Objective
All entries should be output exactly as they stand.

Data entries

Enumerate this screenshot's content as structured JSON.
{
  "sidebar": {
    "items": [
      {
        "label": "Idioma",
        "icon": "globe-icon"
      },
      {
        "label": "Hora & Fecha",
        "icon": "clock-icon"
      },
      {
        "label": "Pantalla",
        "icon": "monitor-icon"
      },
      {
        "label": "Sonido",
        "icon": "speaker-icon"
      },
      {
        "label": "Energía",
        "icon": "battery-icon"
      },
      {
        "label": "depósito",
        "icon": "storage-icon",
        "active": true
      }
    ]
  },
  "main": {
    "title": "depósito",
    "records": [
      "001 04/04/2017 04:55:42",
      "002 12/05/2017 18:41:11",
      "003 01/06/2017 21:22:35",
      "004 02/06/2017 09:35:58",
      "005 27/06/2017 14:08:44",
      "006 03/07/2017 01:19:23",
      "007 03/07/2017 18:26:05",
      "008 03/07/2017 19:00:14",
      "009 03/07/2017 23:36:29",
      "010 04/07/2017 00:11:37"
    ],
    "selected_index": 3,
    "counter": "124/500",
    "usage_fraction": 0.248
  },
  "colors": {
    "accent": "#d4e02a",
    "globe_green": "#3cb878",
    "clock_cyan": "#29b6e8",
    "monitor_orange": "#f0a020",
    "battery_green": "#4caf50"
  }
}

Result for this exercise
Enumerate this screenshot's content as structured JSON.
{
  "sidebar": {
    "items": [
      {
        "label": "Idioma",
        "icon": "globe-icon"
      },
      {
        "label": "Hora & Fecha",
        "icon": "clock-icon"
      },
      {
        "label": "Pantalla",
        "icon": "monitor-icon"
      },
      {
        "label": "Sonido",
        "icon": "speaker-icon"
      },
      {
        "label": "Energía",
        "icon": "battery-icon"
      },
      {
        "label": "depósito",
        "icon": "storage-icon",
        "active": true
      }
    ]
  },
  "main": {
    "title": "depósito",
    "records": [
      "001 04/04/2017 04:55:42",
      "002 12/05/2017 18:41:11",
      "003 01/06/2017 21:22:35",
      "004 02/06/2017 09:35:58",
      "005 27/06/2017 14:08:44",
      "006 03/07/2017 01:19:23",
      "007 03/07/2017 18:26:05",
      "008 03/07/2017 19:00:14",
      "009 03/07/2017 23:36:29",
      "010 04/07/2017 00:11:37"
    ],
    "selected_index": 3,
    "counter": "124/500",
    "usage_fraction": 0.248
  },
  "colors": {
    "accent": "#d4e02a",
    "globe_green": "#3cb878",
    "clock_cyan": "#29b6e8",
    "monitor_orange": "#f0a020",
    "battery_green": "#4caf50"
  }
}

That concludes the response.